| PAGE EXTRACT |
....................

If you enjoyed this episode, please leave a 5-star review to help get the word out about the show. 
For more unique insights on all kinds of cutting-edge topics, tune into siemens.com/simcenter-podcast.

  • The benefits of a combination of virtual and physical sensors over physical sensors alone.
  • The engineering technology that allows Forcebit to function
  • How data collected from Forcebit can lead to better engineering decisions.
  • The sustainability implications of reducing over-engineering through improved data.
  • How engineering simulation empowers startup companies to get their product to market more quickly.

In this episode, I talk to the CEO of Belgian startup Forcebit, who are developing a smart watch for machines. And I started off the interview by asking my guest to introduce himself.

Jan Croes (00:57):

Okay. So, uh, my name is Jan Croes. I, uh, s- recently, uh, founded a startup, it’s called Forcebit, and our aim is to make measurements easy for the machine industry. Basically what we designed is a smart watch which you put on the shaft of a vehicle or a machine and does the most important characteristics related to its health and performance. And for a machine or a vehicle that means the torsional loads, bending loads, and rotational vibrations.

Stephen (01:24):

And so, most of the people listening to this now will be familiar with putting strain gauges onto equipment. So, how is what you’re doing different than just sticking strain gauges onto a shaft and measuring torsion that way?

....................

| WHAT YOU HAVE TO DO |
In the podcast transcript, which three characteristics does the Forcebit smart watch measure on a machine or vehicle?

| RECORDED DATA |
....................

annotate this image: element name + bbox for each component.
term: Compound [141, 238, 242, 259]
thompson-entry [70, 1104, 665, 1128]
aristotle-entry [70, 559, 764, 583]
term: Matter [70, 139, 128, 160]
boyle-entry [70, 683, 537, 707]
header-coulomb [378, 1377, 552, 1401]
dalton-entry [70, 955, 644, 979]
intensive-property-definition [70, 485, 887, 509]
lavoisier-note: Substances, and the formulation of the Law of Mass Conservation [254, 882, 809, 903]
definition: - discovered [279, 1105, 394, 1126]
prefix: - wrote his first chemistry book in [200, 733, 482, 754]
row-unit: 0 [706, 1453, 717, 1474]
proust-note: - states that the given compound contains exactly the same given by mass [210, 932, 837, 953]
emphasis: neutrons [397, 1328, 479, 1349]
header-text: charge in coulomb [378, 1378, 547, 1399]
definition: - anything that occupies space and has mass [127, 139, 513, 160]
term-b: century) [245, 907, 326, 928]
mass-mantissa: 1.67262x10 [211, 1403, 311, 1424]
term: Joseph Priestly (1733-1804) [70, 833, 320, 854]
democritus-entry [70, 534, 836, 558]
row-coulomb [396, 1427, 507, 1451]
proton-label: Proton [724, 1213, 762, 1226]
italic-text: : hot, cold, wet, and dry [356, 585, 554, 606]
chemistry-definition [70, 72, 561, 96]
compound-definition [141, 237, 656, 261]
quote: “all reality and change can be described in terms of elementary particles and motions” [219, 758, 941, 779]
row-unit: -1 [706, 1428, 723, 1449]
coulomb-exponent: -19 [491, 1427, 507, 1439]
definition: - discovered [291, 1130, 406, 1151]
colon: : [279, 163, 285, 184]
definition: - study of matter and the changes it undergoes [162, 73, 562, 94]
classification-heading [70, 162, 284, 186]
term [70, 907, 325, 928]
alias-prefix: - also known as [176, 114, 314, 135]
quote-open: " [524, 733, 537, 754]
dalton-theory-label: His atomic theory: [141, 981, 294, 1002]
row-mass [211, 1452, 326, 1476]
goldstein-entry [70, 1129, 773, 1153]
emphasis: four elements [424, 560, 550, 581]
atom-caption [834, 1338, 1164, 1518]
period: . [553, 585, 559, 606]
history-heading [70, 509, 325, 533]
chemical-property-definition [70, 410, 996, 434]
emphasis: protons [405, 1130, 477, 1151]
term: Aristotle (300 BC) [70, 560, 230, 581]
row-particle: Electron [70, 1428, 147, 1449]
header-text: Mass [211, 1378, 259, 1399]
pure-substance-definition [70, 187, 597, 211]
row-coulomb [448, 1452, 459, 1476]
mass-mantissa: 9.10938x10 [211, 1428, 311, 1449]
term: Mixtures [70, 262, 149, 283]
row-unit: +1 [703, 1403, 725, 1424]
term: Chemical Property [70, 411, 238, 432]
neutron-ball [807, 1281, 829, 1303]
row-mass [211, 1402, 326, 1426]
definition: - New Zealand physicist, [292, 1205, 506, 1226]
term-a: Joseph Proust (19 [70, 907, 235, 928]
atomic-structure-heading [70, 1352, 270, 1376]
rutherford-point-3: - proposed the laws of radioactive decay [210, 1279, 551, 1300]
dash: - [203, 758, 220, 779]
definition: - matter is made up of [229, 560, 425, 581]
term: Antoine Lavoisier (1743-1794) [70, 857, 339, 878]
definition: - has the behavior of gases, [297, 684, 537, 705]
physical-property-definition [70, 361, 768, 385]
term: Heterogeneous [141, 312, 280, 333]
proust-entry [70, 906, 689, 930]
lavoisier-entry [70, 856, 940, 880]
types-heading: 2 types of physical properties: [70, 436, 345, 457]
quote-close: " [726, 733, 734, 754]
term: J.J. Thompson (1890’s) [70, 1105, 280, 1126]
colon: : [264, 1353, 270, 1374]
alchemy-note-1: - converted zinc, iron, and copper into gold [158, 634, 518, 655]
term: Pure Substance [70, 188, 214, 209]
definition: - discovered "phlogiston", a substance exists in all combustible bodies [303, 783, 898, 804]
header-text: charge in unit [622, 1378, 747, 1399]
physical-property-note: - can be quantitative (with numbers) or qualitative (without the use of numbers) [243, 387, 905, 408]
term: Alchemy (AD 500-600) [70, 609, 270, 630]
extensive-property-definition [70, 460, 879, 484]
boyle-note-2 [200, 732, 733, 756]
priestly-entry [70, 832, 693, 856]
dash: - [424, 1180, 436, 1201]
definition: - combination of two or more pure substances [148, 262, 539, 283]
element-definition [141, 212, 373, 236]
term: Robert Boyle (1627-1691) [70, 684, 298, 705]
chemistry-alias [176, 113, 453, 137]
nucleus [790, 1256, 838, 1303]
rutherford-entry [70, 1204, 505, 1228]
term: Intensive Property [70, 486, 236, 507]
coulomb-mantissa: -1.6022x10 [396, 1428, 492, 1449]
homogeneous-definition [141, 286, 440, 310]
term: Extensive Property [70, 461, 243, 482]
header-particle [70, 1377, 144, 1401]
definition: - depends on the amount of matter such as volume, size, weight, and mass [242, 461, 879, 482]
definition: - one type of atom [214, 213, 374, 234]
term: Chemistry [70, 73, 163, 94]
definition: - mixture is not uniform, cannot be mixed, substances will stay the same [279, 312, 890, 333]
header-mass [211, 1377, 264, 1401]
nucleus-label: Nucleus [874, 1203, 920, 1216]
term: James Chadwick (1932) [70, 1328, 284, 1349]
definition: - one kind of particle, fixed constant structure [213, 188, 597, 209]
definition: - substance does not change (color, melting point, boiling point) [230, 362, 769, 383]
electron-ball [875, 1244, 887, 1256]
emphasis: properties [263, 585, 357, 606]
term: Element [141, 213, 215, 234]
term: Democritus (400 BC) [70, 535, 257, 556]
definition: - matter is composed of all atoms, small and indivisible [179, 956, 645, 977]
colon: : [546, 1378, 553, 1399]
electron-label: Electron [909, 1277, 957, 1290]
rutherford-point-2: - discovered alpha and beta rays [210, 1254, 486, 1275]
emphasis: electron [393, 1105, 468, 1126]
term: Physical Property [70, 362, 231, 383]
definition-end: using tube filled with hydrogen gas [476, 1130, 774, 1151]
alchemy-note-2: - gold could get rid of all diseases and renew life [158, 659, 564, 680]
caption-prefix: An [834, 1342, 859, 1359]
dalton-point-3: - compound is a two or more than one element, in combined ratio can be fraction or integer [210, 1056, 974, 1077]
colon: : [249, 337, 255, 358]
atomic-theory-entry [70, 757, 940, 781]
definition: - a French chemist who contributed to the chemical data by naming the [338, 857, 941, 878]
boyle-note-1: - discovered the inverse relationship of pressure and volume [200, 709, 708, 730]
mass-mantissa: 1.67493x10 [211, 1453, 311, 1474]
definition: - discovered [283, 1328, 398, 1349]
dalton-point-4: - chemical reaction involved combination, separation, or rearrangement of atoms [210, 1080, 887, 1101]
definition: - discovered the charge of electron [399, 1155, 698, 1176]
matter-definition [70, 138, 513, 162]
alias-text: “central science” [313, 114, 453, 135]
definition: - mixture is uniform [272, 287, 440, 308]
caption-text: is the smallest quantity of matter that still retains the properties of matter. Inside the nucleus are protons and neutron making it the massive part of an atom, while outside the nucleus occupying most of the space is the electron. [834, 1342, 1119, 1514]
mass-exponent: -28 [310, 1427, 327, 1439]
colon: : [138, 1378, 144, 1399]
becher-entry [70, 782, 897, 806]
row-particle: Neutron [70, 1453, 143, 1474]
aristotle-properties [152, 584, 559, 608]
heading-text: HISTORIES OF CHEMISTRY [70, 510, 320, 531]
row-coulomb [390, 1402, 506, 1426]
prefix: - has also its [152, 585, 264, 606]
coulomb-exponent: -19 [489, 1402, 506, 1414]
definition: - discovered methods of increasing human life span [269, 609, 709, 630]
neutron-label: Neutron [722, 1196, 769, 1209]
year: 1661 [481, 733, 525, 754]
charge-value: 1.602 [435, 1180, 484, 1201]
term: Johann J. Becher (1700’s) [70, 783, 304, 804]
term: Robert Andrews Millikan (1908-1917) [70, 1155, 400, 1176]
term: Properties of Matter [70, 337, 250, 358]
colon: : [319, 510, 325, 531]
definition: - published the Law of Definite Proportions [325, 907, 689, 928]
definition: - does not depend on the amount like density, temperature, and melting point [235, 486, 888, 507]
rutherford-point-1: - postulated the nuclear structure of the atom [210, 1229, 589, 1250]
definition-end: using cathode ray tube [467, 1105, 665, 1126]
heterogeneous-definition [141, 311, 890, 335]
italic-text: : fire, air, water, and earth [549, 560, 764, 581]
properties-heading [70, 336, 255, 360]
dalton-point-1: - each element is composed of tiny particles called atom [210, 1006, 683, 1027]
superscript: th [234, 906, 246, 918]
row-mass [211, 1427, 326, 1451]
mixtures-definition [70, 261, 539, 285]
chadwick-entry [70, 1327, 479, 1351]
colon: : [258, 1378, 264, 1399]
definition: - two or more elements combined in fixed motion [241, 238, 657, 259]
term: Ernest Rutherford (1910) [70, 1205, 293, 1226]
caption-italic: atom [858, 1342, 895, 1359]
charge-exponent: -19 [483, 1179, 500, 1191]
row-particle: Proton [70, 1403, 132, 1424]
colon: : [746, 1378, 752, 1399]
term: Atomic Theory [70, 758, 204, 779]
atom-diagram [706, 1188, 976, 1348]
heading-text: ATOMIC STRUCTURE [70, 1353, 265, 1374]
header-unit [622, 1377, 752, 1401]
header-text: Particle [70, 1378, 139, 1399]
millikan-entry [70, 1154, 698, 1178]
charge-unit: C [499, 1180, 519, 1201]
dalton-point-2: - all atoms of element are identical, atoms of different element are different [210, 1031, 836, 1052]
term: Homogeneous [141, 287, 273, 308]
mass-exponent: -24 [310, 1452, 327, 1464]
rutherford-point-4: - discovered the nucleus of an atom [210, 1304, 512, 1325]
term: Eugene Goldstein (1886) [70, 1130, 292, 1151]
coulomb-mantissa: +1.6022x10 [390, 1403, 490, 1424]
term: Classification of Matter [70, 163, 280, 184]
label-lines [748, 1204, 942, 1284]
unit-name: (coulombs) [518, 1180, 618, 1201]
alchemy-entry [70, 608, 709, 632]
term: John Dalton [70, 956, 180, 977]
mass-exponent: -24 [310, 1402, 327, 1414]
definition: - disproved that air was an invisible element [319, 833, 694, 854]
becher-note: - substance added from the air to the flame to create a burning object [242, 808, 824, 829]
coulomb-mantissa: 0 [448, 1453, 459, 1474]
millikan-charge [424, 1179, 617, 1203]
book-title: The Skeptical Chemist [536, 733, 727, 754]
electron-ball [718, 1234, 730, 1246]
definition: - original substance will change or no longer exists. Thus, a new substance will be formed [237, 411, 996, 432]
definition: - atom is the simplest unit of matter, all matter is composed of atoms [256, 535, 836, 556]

....................

| ANSWER TO THIS TASK |
Torsional loads, bending loads, and rotational vibrations.